WHAT THE EXERCISE ASKS: Will you quote all of the entries, word for word?

RECORDS FOR PROCESSING:
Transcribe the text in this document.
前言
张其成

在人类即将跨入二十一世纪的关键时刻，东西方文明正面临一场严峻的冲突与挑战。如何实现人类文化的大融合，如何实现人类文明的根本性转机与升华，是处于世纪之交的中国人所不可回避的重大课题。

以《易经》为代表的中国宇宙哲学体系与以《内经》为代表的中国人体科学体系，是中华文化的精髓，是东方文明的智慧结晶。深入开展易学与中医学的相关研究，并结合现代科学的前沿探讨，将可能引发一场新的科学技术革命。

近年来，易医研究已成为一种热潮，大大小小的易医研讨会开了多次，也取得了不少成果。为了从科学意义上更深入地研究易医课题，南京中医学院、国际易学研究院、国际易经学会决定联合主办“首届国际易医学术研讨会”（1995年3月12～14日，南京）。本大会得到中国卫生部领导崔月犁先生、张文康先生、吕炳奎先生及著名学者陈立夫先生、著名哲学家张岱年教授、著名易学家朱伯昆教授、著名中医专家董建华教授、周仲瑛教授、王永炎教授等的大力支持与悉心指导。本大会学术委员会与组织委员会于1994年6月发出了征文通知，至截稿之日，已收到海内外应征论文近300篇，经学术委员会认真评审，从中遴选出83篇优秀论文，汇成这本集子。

TASK ANSWER:
Transcribe the text in this document.
前言
张其成

在人类即将跨入二十一世纪的关键时刻，东西方文明正面临一场严峻的冲突与挑战。如何实现人类文化的大融合，如何实现人类文明的根本性转机与升华，是处于世纪之交的中国人所不可回避的重大课题。

以《易经》为代表的中国宇宙哲学体系与以《内经》为代表的中国人体科学体系，是中华文化的精髓，是东方文明的智慧结晶。深入开展易学与中医学的相关研究，并结合现代科学的前沿探讨，将可能引发一场新的科学技术革命。

近年来，易医研究已成为一种热潮，大大小小的易医研讨会开了多次，也取得了不少成果。为了从科学意义上更深入地研究易医课题，南京中医学院、国际易学研究院、国际易经学会决定联合主办“首届国际易医学术研讨会”（1995年3月12～14日，南京）。本大会得到中国卫生部领导崔月犁先生、张文康先生、吕炳奎先生及著名学者陈立夫先生、著名哲学家张岱年教授、著名易学家朱伯昆教授、著名中医专家董建华教授、周仲瑛教授、王永炎教授等的大力支持与悉心指导。本大会学术委员会与组织委员会于1994年6月发出了征文通知，至截稿之日，已收到海内外应征论文近300篇，经学术委员会认真评审，从中遴选出83篇优秀论文，汇成这本集子。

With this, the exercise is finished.